- Your objective: Omit the pictures from the entries below and retype everything else exactly.
***
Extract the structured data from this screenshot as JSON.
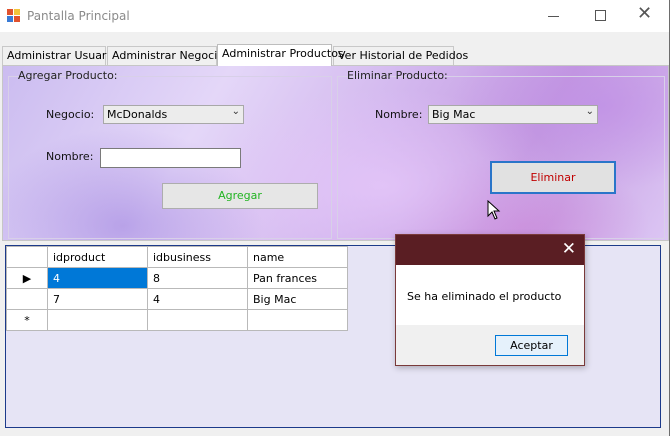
{
  "window": {
    "title": "Pantalla Principal"
  },
  "tabs": [
    {
      "label": "Administrar Usuarios"
    },
    {
      "label": "Administrar Negocios"
    },
    {
      "label": "Administrar Productos",
      "active": true
    },
    {
      "label": "Ver Historial de Pedidos"
    }
  ],
  "add_product": {
    "group_label": "Agregar Producto:",
    "business_label": "Negocio:",
    "business_value": "McDonalds",
    "name_label": "Nombre:",
    "name_value": "",
    "add_button": "Agregar",
    "add_button_color": "#22b422"
  },
  "remove_product": {
    "group_label": "Eliminar Producto:",
    "name_label": "Nombre:",
    "name_value": "Big Mac",
    "remove_button": "Eliminar",
    "remove_button_color": "#c00000"
  },
  "grid": {
    "columns": [
      "idproduct",
      "idbusiness",
      "name"
    ],
    "rows": [
      {
        "idproduct": "4",
        "idbusiness": "8",
        "name": "Pan frances"
      },
      {
        "idproduct": "7",
        "idbusiness": "4",
        "name": "Big Mac"
      }
    ],
    "new_row_marker": "*"
  },
  "dialog": {
    "message": "Se ha eliminado el producto",
    "ok_button": "Aceptar",
    "title_color": "#5a1e23"
  },
  "icons": {
    "app": "app-grid-icon",
    "minimize": "minimize-icon",
    "maximize": "maximize-icon",
    "close": "close-icon",
    "current_row": "row-pointer-icon",
    "dropdown": "chevron-down-icon"
  }
}
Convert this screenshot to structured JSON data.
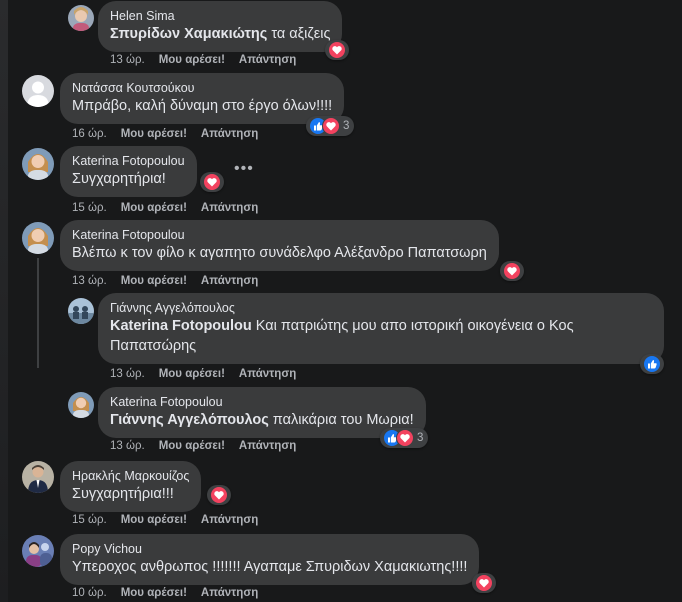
{
  "actions": {
    "like": "Μου αρέσει!",
    "reply": "Απάντηση"
  },
  "comments": [
    {
      "author": "Helen Sima",
      "mention": "Σπυρίδων Χαμακιώτης",
      "text": " τα αξιζεις",
      "time": "13 ώρ.",
      "reaction_count": ""
    },
    {
      "author": "Νατάσσα Κουτσούκου",
      "mention": "",
      "text": "Μπράβο, καλή δύναμη στο έργο όλων!!!!",
      "time": "16 ώρ.",
      "reaction_count": "3"
    },
    {
      "author": "Katerina Fotopoulou",
      "mention": "",
      "text": "Συγχαρητήρια!",
      "time": "15 ώρ.",
      "reaction_count": ""
    },
    {
      "author": "Katerina Fotopoulou",
      "mention": "",
      "text": "Βλέπω κ τον φίλο κ αγαπητο συνάδελφο Αλέξανδρο Παπατσωρη",
      "time": "13 ώρ.",
      "reaction_count": ""
    },
    {
      "author": "Γιάννης Αγγελόπουλος",
      "mention": "Katerina Fotopoulou",
      "text": " Και πατριώτης μου απο ιστορική οικογένεια ο Κος Παπατσώρης",
      "time": "13 ώρ.",
      "reaction_count": ""
    },
    {
      "author": "Katerina Fotopoulou",
      "mention": "Γιάννης Αγγελόπουλος",
      "text": " παλικάρια του Μωρια!",
      "time": "13 ώρ.",
      "reaction_count": "3"
    },
    {
      "author": "Ηρακλής Μαρκουίζος",
      "mention": "",
      "text": "Συγχαρητήρια!!!",
      "time": "15 ώρ.",
      "reaction_count": ""
    },
    {
      "author": "Popy Vichou",
      "mention": "",
      "text": "Υπεροχος ανθρωπος !!!!!!! Αγαπαμε Σπυριδων Χαμακιωτης!!!!",
      "time": "10 ώρ.",
      "reaction_count": ""
    }
  ],
  "icons": {
    "love": "heart-icon",
    "like": "thumbs-up-icon",
    "more": "more-options-icon"
  },
  "colors": {
    "background": "#18191a",
    "bubble": "#3a3b3c",
    "love": "#f3425f",
    "like": "#1877f2"
  }
}
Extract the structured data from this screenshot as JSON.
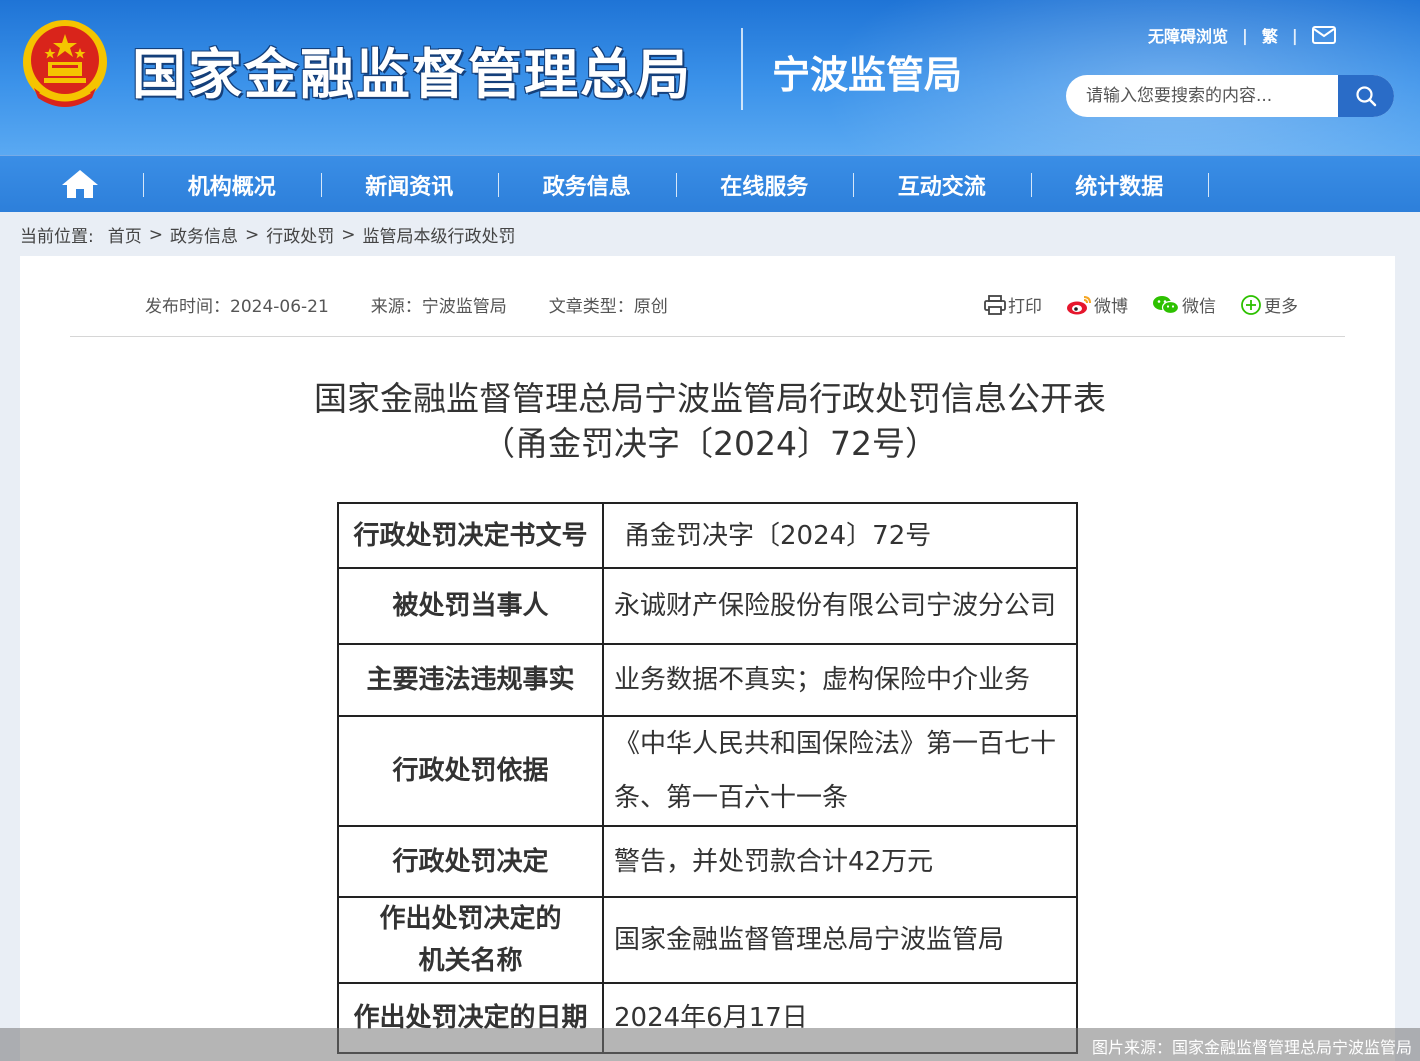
{
  "header": {
    "site_title": "国家金融监督管理总局",
    "sub_title": "宁波监管局",
    "links": {
      "accessibility": "无障碍浏览",
      "traditional": "繁"
    },
    "search_placeholder": "请输入您要搜索的内容..."
  },
  "nav": {
    "items": [
      "机构概况",
      "新闻资讯",
      "政务信息",
      "在线服务",
      "互动交流",
      "统计数据"
    ]
  },
  "breadcrumb": {
    "label": "当前位置:",
    "items": [
      "首页",
      "政务信息",
      "行政处罚",
      "监管局本级行政处罚"
    ]
  },
  "meta": {
    "publish": "发布时间：2024-06-21",
    "source": "来源：宁波监管局",
    "type": "文章类型：原创"
  },
  "share": {
    "print": "打印",
    "weibo": "微博",
    "wechat": "微信",
    "more": "更多"
  },
  "article": {
    "title_line1": "国家金融监督管理总局宁波监管局行政处罚信息公开表",
    "title_line2": "（甬金罚决字〔2024〕72号）"
  },
  "table": {
    "rows": [
      {
        "key": "行政处罚决定书文号",
        "value": "甬金罚决字〔2024〕72号"
      },
      {
        "key": "被处罚当事人",
        "value": "永诚财产保险股份有限公司宁波分公司"
      },
      {
        "key": "主要违法违规事实",
        "value": "业务数据不真实；虚构保险中介业务"
      },
      {
        "key": "行政处罚依据",
        "value": "《中华人民共和国保险法》第一百七十条、第一百六十一条"
      },
      {
        "key": "行政处罚决定",
        "value": "警告，并处罚款合计42万元"
      },
      {
        "key_line1": "作出处罚决定的",
        "key_line2": "机关名称",
        "value": "国家金融监督管理总局宁波监管局"
      },
      {
        "key": "作出处罚决定的日期",
        "value": "2024年6月17日"
      }
    ]
  },
  "caption": "图片来源：国家金融监督管理总局宁波监管局",
  "colors": {
    "header_blue": "#2d7fda",
    "search_button": "#2a6cc7",
    "emblem_red": "#d9241b",
    "emblem_gold": "#f5c400"
  }
}
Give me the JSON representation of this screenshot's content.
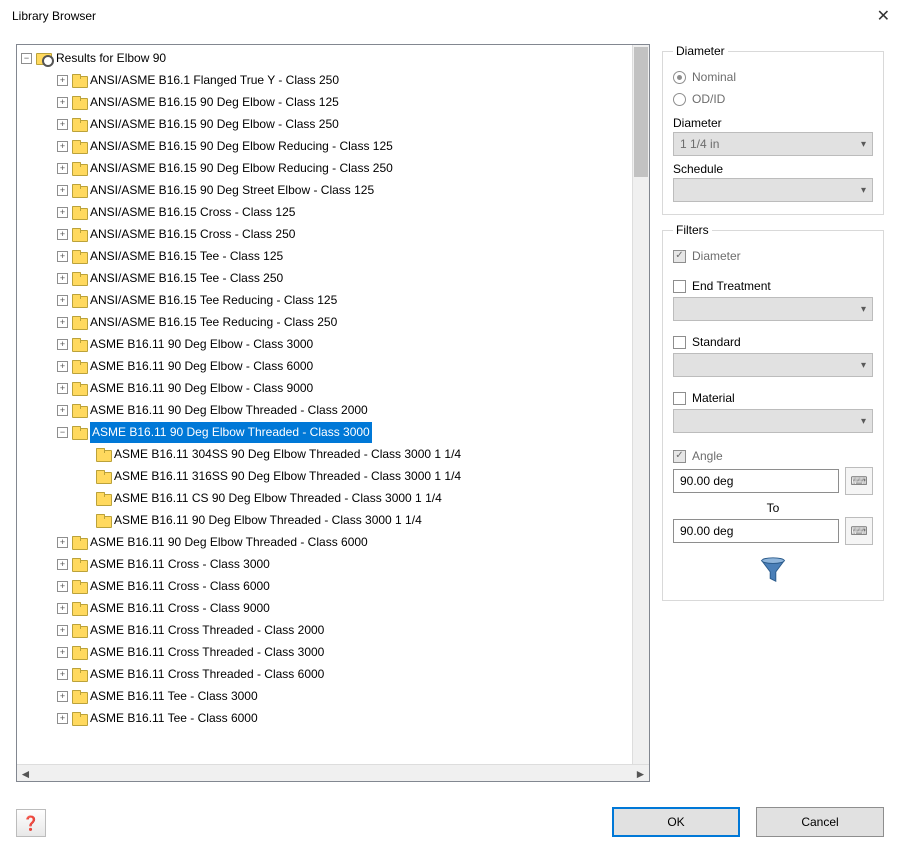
***
- Result of this exercise:
Extract the structured data from this screenshot as JSON.
{
  "window": {
    "title": "Pantalla Principal"
  },
  "tabs": [
    {
      "label": "Administrar Usuarios"
    },
    {
      "label": "Administrar Negocios"
    },
    {
      "label": "Administrar Productos",
      "active": true
    },
    {
      "label": "Ver Historial de Pedidos"
    }
  ],
  "add_product": {
    "group_label": "Agregar Producto:",
    "business_label": "Negocio:",
    "business_value": "McDonalds",
    "name_label": "Nombre:",
    "name_value": "",
    "add_button": "Agregar",
    "add_button_color": "#22b422"
  },
  "remove_product": {
    "group_label": "Eliminar Producto:",
    "name_label": "Nombre:",
    "name_value": "Big Mac",
    "remove_button": "Eliminar",
    "remove_button_color": "#c00000"
  },
  "grid": {
    "columns": [
      "idproduct",
      "idbusiness",
      "name"
    ],
    "rows": [
      {
        "idproduct": "4",
        "idbusiness": "8",
        "name": "Pan frances"
      },
      {
        "idproduct": "7",
        "idbusiness": "4",
        "name": "Big Mac"
      }
    ],
    "new_row_marker": "*"
  },
  "dialog": {
    "message": "Se ha eliminado el producto",
    "ok_button": "Aceptar",
    "title_color": "#5a1e23"
  },
  "icons": {
    "app": "app-grid-icon",
    "minimize": "minimize-icon",
    "maximize": "maximize-icon",
    "close": "close-icon",
    "current_row": "row-pointer-icon",
    "dropdown": "chevron-down-icon"
  }
}
Convert this screenshot to structured JSON data.
{
  "actions": {
    "like": "Μου αρέσει!",
    "reply": "Απάντηση"
  },
  "comments": [
    {
      "author": "Helen Sima",
      "mention": "Σπυρίδων Χαμακιώτης",
      "text": " τα αξιζεις",
      "time": "13 ώρ.",
      "reaction_count": ""
    },
    {
      "author": "Νατάσσα Κουτσούκου",
      "mention": "",
      "text": "Μπράβο, καλή δύναμη στο έργο όλων!!!!",
      "time": "16 ώρ.",
      "reaction_count": "3"
    },
    {
      "author": "Katerina Fotopoulou",
      "mention": "",
      "text": "Συγχαρητήρια!",
      "time": "15 ώρ.",
      "reaction_count": ""
    },
    {
      "author": "Katerina Fotopoulou",
      "mention": "",
      "text": "Βλέπω κ τον φίλο κ αγαπητο συνάδελφο Αλέξανδρο Παπατσωρη",
      "time": "13 ώρ.",
      "reaction_count": ""
    },
    {
      "author": "Γιάννης Αγγελόπουλος",
      "mention": "Katerina Fotopoulou",
      "text": " Και πατριώτης μου απο ιστορική οικογένεια ο Κος Παπατσώρης",
      "time": "13 ώρ.",
      "reaction_count": ""
    },
    {
      "author": "Katerina Fotopoulou",
      "mention": "Γιάννης Αγγελόπουλος",
      "text": " παλικάρια του Μωρια!",
      "time": "13 ώρ.",
      "reaction_count": "3"
    },
    {
      "author": "Ηρακλής Μαρκουίζος",
      "mention": "",
      "text": "Συγχαρητήρια!!!",
      "time": "15 ώρ.",
      "reaction_count": ""
    },
    {
      "author": "Popy Vichou",
      "mention": "",
      "text": "Υπεροχος ανθρωπος !!!!!!! Αγαπαμε Σπυριδων Χαμακιωτης!!!!",
      "time": "10 ώρ.",
      "reaction_count": ""
    }
  ],
  "icons": {
    "love": "heart-icon",
    "like": "thumbs-up-icon",
    "more": "more-options-icon"
  },
  "colors": {
    "background": "#18191a",
    "bubble": "#3a3b3c",
    "love": "#f3425f",
    "like": "#1877f2"
  }
}
Extract the structured data from this screenshot as JSON.
{
  "header": {
    "site_title": "国家金融监督管理总局",
    "sub_title": "宁波监管局",
    "links": {
      "accessibility": "无障碍浏览",
      "traditional": "繁"
    },
    "search_placeholder": "请输入您要搜索的内容..."
  },
  "nav": {
    "items": [
      "机构概况",
      "新闻资讯",
      "政务信息",
      "在线服务",
      "互动交流",
      "统计数据"
    ]
  },
  "breadcrumb": {
    "label": "当前位置:",
    "items": [
      "首页",
      "政务信息",
      "行政处罚",
      "监管局本级行政处罚"
    ]
  },
  "meta": {
    "publish": "发布时间：2024-06-21",
    "source": "来源：宁波监管局",
    "type": "文章类型：原创"
  },
  "share": {
    "print": "打印",
    "weibo": "微博",
    "wechat": "微信",
    "more": "更多"
  },
  "article": {
    "title_line1": "国家金融监督管理总局宁波监管局行政处罚信息公开表",
    "title_line2": "（甬金罚决字〔2024〕72号）"
  },
  "table": {
    "rows": [
      {
        "key": "行政处罚决定书文号",
        "value": "甬金罚决字〔2024〕72号"
      },
      {
        "key": "被处罚当事人",
        "value": "永诚财产保险股份有限公司宁波分公司"
      },
      {
        "key": "主要违法违规事实",
        "value": "业务数据不真实；虚构保险中介业务"
      },
      {
        "key": "行政处罚依据",
        "value": "《中华人民共和国保险法》第一百七十条、第一百六十一条"
      },
      {
        "key": "行政处罚决定",
        "value": "警告，并处罚款合计42万元"
      },
      {
        "key_line1": "作出处罚决定的",
        "key_line2": "机关名称",
        "value": "国家金融监督管理总局宁波监管局"
      },
      {
        "key": "作出处罚决定的日期",
        "value": "2024年6月17日"
      }
    ]
  },
  "caption": "图片来源：国家金融监督管理总局宁波监管局",
  "colors": {
    "header_blue": "#2d7fda",
    "search_button": "#2a6cc7",
    "emblem_red": "#d9241b",
    "emblem_gold": "#f5c400"
  }
}
Give me the JSON representation of this screenshot's content.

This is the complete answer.